→ **Written task**:
Collect every line below that contains the word "submenu" and copy each one out.
[start Entries provided]
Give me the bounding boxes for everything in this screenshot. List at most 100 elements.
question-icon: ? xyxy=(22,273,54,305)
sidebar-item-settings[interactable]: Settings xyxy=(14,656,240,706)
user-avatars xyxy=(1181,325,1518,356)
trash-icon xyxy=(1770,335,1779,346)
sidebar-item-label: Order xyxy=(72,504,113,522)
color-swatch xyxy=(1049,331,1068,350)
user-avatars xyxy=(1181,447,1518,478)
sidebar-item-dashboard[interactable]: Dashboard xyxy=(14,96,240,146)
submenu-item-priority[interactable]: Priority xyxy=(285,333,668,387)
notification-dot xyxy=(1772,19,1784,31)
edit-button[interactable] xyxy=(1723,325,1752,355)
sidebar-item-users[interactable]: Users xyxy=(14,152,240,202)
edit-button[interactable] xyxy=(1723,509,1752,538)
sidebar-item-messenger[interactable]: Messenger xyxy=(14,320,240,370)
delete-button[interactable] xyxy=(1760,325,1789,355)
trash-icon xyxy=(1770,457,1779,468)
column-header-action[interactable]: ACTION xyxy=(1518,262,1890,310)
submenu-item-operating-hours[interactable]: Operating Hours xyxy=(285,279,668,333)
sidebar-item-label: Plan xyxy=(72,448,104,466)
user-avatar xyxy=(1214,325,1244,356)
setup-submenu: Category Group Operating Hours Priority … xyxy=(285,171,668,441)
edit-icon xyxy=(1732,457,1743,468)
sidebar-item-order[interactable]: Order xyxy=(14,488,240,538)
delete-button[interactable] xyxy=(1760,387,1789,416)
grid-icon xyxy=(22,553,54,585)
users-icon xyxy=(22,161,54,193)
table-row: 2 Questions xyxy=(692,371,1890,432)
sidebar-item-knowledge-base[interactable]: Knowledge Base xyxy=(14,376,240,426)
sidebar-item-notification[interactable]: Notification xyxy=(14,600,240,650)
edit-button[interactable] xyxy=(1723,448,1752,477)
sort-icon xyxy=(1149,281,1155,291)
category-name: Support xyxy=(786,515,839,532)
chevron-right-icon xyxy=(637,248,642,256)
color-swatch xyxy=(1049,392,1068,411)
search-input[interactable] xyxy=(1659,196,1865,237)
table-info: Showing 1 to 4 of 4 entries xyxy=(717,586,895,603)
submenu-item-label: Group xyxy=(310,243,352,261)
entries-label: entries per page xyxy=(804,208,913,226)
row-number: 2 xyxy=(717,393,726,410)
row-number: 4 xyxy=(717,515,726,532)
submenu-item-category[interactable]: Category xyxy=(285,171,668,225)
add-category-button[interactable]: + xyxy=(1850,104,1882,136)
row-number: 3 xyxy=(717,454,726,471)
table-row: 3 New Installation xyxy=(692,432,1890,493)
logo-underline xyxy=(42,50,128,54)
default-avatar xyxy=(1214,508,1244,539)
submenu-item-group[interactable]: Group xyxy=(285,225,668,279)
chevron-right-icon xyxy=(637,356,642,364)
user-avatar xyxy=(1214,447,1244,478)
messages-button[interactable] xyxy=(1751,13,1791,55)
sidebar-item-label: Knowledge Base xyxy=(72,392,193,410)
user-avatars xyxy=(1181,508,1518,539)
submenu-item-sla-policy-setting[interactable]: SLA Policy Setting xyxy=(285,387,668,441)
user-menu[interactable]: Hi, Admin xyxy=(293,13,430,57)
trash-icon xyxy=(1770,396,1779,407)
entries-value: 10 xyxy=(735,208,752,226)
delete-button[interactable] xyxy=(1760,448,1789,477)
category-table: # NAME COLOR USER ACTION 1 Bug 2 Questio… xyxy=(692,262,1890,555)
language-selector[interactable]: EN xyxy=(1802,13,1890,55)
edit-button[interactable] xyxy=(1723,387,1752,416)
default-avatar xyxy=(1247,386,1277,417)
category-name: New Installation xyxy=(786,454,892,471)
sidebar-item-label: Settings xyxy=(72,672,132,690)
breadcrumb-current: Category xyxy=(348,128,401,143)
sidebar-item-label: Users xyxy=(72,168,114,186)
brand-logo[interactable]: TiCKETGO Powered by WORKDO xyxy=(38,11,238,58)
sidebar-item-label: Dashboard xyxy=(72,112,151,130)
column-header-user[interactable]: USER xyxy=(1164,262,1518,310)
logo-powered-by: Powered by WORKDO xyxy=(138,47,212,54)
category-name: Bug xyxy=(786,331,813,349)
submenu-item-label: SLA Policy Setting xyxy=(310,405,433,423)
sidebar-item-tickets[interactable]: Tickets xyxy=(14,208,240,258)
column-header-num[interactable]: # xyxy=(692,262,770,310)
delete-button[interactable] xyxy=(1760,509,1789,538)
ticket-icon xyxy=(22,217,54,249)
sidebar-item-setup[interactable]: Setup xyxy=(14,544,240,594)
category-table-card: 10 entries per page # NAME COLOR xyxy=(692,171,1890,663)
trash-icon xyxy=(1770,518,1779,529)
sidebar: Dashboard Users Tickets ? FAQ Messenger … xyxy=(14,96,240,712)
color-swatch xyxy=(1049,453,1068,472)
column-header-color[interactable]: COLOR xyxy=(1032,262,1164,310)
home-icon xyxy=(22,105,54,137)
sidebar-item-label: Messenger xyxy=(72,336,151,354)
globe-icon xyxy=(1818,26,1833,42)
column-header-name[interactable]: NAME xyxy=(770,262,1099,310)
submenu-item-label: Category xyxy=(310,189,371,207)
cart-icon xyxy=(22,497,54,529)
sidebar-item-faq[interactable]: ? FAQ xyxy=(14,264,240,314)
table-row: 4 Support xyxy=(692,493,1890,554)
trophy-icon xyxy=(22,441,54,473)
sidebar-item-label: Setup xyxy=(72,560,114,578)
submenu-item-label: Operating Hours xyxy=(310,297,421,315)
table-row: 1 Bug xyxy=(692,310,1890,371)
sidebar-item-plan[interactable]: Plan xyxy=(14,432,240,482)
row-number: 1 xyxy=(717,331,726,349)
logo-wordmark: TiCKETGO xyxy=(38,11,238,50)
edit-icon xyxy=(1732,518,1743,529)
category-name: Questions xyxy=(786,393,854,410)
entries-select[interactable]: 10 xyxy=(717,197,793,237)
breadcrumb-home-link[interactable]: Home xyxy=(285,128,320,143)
[end Entries provided]
→ **Finished task**:
submenu-item-priority[interactable]: Priority xyxy=(285,333,668,387)
submenu-item-operating-hours[interactable]: Operating Hours xyxy=(285,279,668,333)
setup-submenu: Category Group Operating Hours Priority … xyxy=(285,171,668,441)
submenu-item-label: Group xyxy=(310,243,352,261)
submenu-item-category[interactable]: Category xyxy=(285,171,668,225)
submenu-item-group[interactable]: Group xyxy=(285,225,668,279)
submenu-item-sla-policy-setting[interactable]: SLA Policy Setting xyxy=(285,387,668,441)
submenu-item-label: SLA Policy Setting xyxy=(310,405,433,423)
submenu-item-label: Category xyxy=(310,189,371,207)
submenu-item-label: Operating Hours xyxy=(310,297,421,315)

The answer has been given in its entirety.